▶ [Exercise data]

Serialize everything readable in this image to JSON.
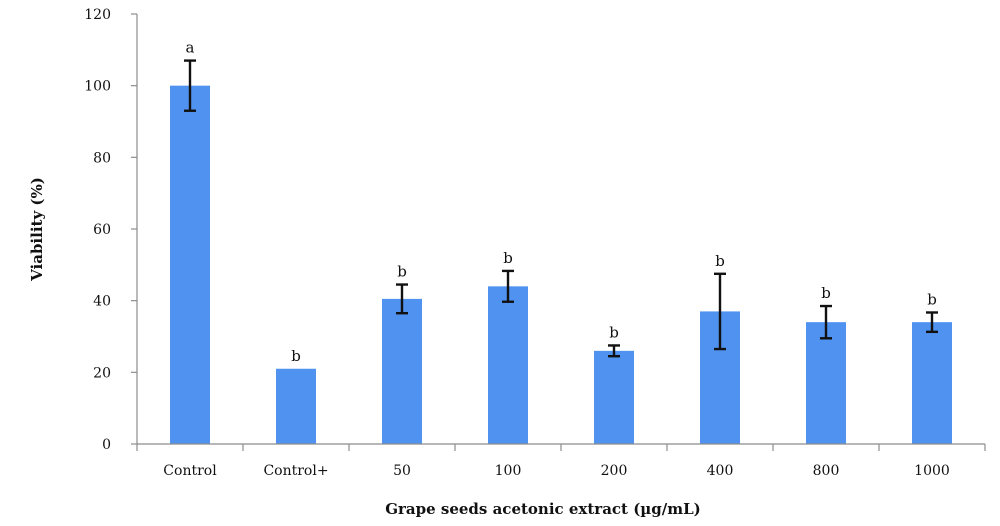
{
  "chart_data": {
    "type": "bar",
    "xlabel": "Grape seeds acetonic extract (µg/mL)",
    "ylabel": "Viability (%)",
    "ylim": [
      0,
      120
    ],
    "yticks": [
      0,
      20,
      40,
      60,
      80,
      100,
      120
    ],
    "grid": false,
    "categories": [
      "Control",
      "Control+",
      "50",
      "100",
      "200",
      "400",
      "800",
      "1000"
    ],
    "values": [
      100,
      21,
      40.5,
      44,
      26,
      37,
      34,
      34
    ],
    "error": [
      7,
      0,
      4,
      4.3,
      1.5,
      10.5,
      4.5,
      2.7
    ],
    "significance": [
      "a",
      "b",
      "b",
      "b",
      "b",
      "b",
      "b",
      "b"
    ],
    "colors": {
      "bar": "#4f92f0",
      "axis": "#8c8c8c",
      "error_bar": "#111111"
    }
  }
}
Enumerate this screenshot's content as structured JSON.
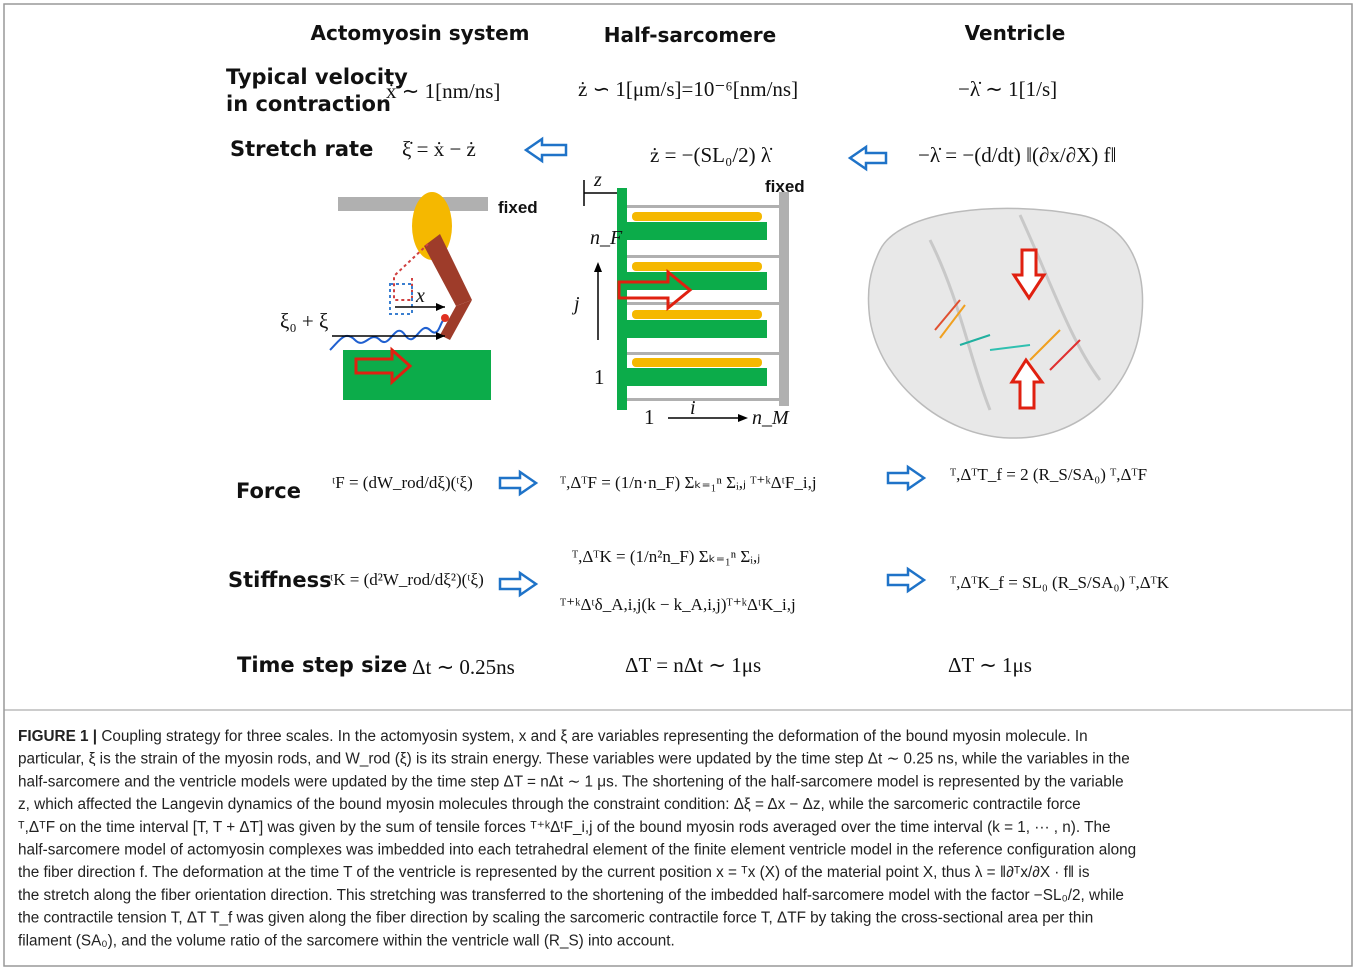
{
  "header": {
    "columns": [
      "Actomyosin system",
      "Half-sarcomere",
      "Ventricle"
    ]
  },
  "rows": [
    {
      "label_lines": [
        "Typical velocity",
        "in contraction"
      ],
      "actomyosin": "ẋ ∼ 1[nm/ns]",
      "half_sarcomere": "ż ∽ 1[μm/s]=10⁻⁶[nm/ns]",
      "ventricle": "−λ̇ ∼ 1[1/s]"
    },
    {
      "label_lines": [
        "Stretch rate"
      ],
      "actomyosin": "ξ̇ = ẋ − ż",
      "half_sarcomere": "ż = −(SL₀/2) λ̇",
      "ventricle": "−λ̇ = −(d/dt) ‖(∂x/∂X) f‖"
    },
    {
      "label_lines": [
        "Force"
      ],
      "actomyosin": "ᵗF = (dW_rod/dξ)(ᵗξ)",
      "half_sarcomere": "ᵀ,ΔᵀF = (1/n·n_F) Σₖ₌₁ⁿ Σᵢ,ⱼ ᵀ⁺ᵏΔᵗF_i,j",
      "ventricle": "ᵀ,ΔᵀT_f = 2 (R_S/SA₀) ᵀ,ΔᵀF"
    },
    {
      "label_lines": [
        "Stiffness"
      ],
      "actomyosin": "ᵗK = (d²W_rod/dξ²)(ᵗξ)",
      "half_sarcomere": [
        "ᵀ,ΔᵀK = (1/n²n_F) Σₖ₌₁ⁿ Σᵢ,ⱼ",
        "ᵀ⁺ᵏΔᵗδ_A,i,j(k − k_A,i,j)ᵀ⁺ᵏΔᵗK_i,j"
      ],
      "ventricle": "ᵀ,ΔᵀK_f = SL₀ (R_S/SA₀) ᵀ,ΔᵀK"
    },
    {
      "label_lines": [
        "Time step size"
      ],
      "actomyosin": "Δt ∼ 0.25ns",
      "half_sarcomere": "ΔT = nΔt ∼ 1μs",
      "ventricle": "ΔT ∼ 1μs"
    }
  ],
  "diagram_labels": {
    "actomyosin": [
      "fixed",
      "x",
      "ξ₀ + ξ"
    ],
    "half_sarcomere": [
      "z",
      "fixed",
      "n_F",
      "j",
      "1",
      "1",
      "i",
      "n_M"
    ]
  },
  "caption": {
    "label": "FIGURE 1 |",
    "lines": [
      " Coupling strategy for three scales. In the actomyosin system, x and ξ are variables representing the deformation of the bound myosin molecule. In",
      "particular, ξ is the strain of the myosin rods, and W_rod (ξ) is its strain energy. These variables were updated by the time step Δt ∼ 0.25 ns, while the variables in the",
      "half-sarcomere and the ventricle models were updated by the time step ΔT = nΔt ∼ 1 μs. The shortening of the half-sarcomere model is represented by the variable",
      "z, which affected the Langevin dynamics of the bound myosin molecules through the constraint condition: Δξ = Δx − Δz, while the sarcomeric contractile force",
      "ᵀ,ΔᵀF on the time interval [T, T + ΔT] was given by the sum of tensile forces ᵀ⁺ᵏΔᵗF_i,j of the bound myosin rods averaged over the time interval (k = 1, ··· , n). The",
      "half-sarcomere model of actomyosin complexes was imbedded into each tetrahedral element of the finite element ventricle model in the reference configuration along",
      "the fiber direction f. The deformation at the time T of the ventricle is represented by the current position x = ᵀx (X) of the material point X, thus λ = ‖∂ᵀx/∂X · f‖ is",
      "the stretch along the fiber orientation direction. This stretching was transferred to the shortening of the imbedded half-sarcomere model with the factor −SL₀/2, while",
      "the contractile tension T, ΔT T_f was given along the fiber direction by scaling the sarcomeric contractile force T, ΔTF by taking the cross-sectional area per thin",
      "filament (SA₀), and the volume ratio of the sarcomere within the ventricle wall (R_S) into account."
    ]
  }
}
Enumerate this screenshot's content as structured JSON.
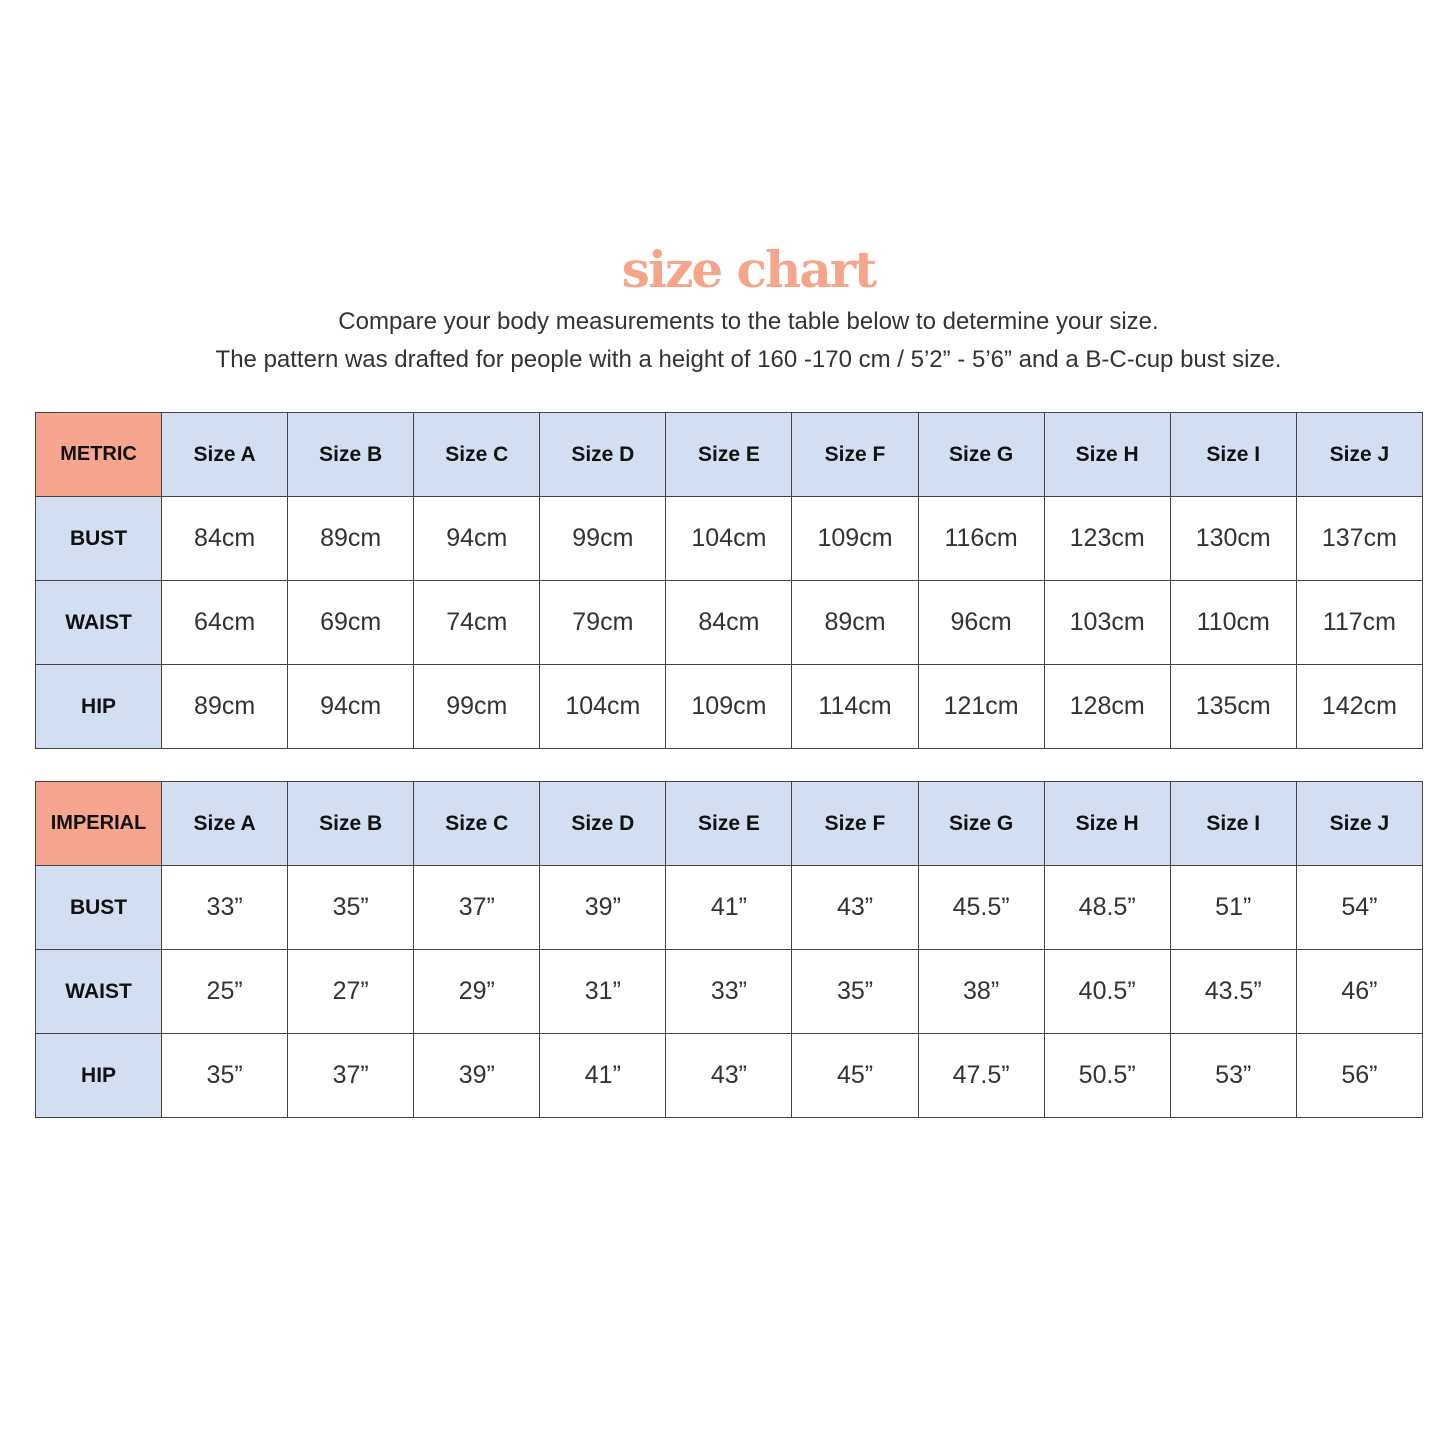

▶ [To be done] Gather each line in the data that holds the string "rods".

▶ [Written solution]
      "particular, ξ is the strain of the myosin rods, and W_rod (ξ) is its strain energy. These variables were updated by the time step Δt ∼ 0.25 ns, while the variables in the",
      "ᵀ,ΔᵀF on the time interval [T, T + ΔT] was given by the sum of tensile forces ᵀ⁺ᵏΔᵗF_i,j of the bound myosin rods averaged over the time interval (k = 1, ··· , n). The",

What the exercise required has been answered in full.